→ AIM
Reproduce every entry in the listing without alteration.

Chart and figure data:
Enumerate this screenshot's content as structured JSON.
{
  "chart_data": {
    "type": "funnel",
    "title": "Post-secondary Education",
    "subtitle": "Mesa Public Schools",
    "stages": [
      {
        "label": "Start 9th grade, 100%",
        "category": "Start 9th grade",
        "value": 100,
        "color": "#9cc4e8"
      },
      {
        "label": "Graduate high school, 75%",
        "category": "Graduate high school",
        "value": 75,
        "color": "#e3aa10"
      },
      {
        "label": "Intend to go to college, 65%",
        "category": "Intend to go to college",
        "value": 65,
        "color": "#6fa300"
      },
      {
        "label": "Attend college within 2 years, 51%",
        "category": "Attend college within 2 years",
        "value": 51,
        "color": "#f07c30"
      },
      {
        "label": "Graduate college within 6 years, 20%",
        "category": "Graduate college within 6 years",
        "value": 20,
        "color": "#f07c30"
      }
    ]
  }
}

→ OUTPUT
Enumerate this screenshot's content as structured JSON.
{
  "chart_data": {
    "type": "funnel",
    "title": "Post-secondary Education",
    "subtitle": "Mesa Public Schools",
    "stages": [
      {
        "label": "Start 9th grade, 100%",
        "category": "Start 9th grade",
        "value": 100,
        "color": "#9cc4e8"
      },
      {
        "label": "Graduate high school, 75%",
        "category": "Graduate high school",
        "value": 75,
        "color": "#e3aa10"
      },
      {
        "label": "Intend to go to college, 65%",
        "category": "Intend to go to college",
        "value": 65,
        "color": "#6fa300"
      },
      {
        "label": "Attend college within 2 years, 51%",
        "category": "Attend college within 2 years",
        "value": 51,
        "color": "#f07c30"
      },
      {
        "label": "Graduate college within 6 years, 20%",
        "category": "Graduate college within 6 years",
        "value": 20,
        "color": "#f07c30"
      }
    ]
  }
}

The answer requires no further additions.